((

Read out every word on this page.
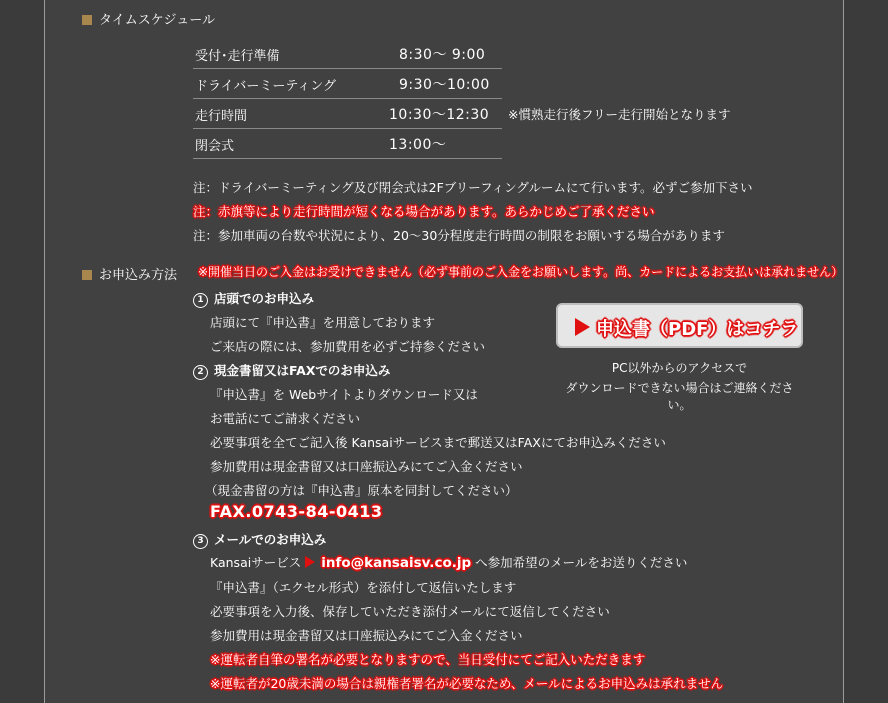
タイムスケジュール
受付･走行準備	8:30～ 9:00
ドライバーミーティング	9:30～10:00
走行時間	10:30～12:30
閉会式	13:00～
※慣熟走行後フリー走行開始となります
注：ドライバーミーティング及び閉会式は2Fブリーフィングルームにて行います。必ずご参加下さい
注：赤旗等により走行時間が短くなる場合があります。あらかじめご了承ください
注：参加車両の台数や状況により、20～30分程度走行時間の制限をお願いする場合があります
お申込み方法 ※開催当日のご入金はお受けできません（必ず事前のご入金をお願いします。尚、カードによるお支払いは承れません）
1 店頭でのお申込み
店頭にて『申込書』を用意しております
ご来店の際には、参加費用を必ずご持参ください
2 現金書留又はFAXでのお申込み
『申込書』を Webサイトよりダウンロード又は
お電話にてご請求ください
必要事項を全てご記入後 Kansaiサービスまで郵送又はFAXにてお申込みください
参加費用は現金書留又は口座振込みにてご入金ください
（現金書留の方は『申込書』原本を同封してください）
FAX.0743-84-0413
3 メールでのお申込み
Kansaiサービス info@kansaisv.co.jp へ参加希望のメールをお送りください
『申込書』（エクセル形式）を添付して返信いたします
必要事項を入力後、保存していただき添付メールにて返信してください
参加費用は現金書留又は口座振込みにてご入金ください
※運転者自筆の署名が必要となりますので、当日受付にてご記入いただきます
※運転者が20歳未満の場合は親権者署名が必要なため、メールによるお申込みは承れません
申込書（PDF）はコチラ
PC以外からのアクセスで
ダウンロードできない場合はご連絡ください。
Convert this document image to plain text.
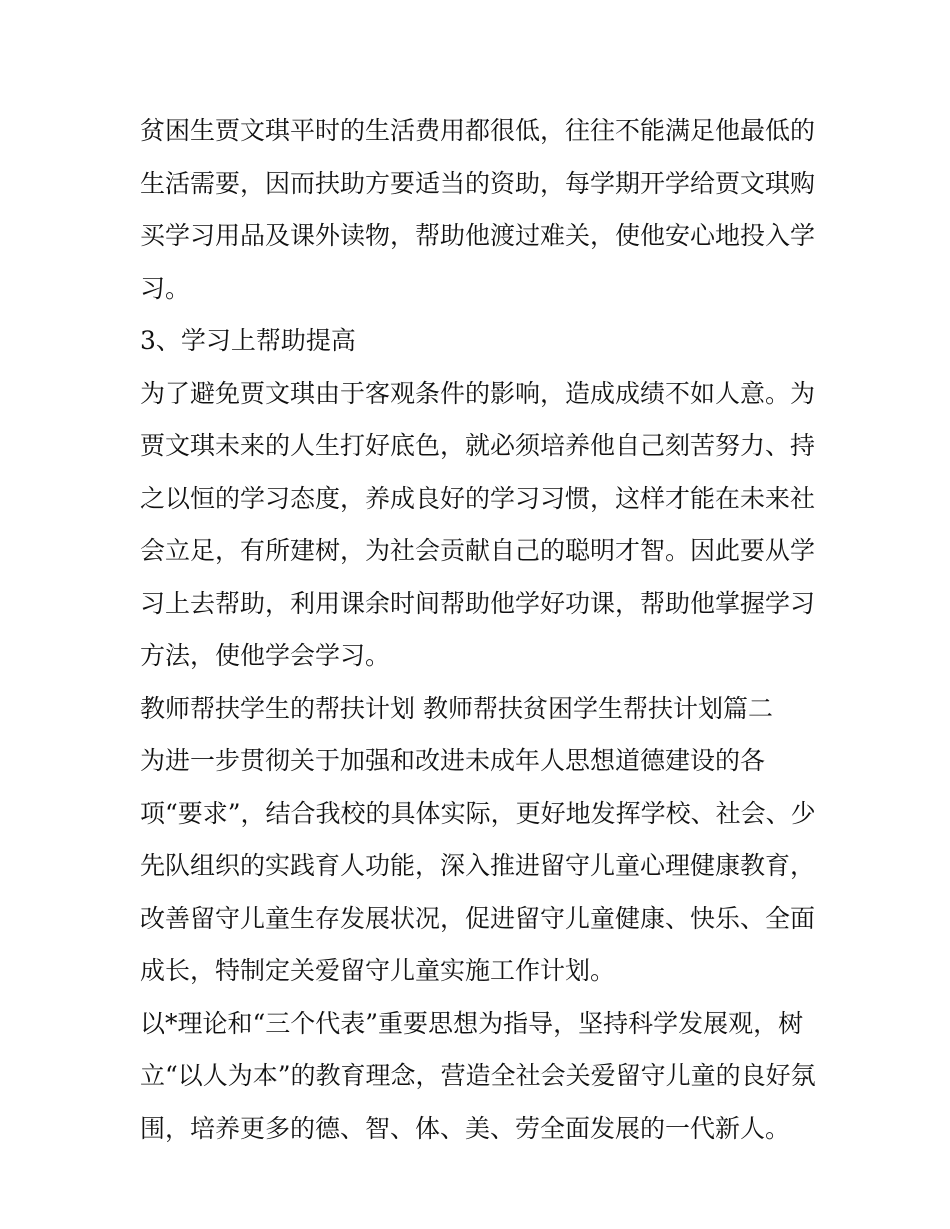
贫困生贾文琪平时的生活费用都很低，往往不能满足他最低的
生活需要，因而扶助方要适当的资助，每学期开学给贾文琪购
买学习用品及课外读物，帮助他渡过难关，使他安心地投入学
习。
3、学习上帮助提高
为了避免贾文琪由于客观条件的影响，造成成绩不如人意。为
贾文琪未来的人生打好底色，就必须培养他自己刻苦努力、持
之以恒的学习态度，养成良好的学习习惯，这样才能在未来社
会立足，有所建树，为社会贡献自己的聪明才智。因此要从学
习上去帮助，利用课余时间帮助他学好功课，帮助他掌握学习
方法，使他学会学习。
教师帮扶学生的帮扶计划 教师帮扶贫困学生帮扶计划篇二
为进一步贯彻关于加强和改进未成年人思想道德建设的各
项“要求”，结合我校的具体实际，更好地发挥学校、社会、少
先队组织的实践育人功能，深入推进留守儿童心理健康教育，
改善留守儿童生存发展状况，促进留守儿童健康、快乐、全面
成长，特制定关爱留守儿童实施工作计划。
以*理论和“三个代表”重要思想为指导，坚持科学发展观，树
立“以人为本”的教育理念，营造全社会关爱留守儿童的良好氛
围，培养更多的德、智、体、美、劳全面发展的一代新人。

))

▶ [What you have to do] Copy out all lines from the material above that contain the string "this".

▶ [Output of the exercise]
Read out every word on this page.
Convert this document image to plain text.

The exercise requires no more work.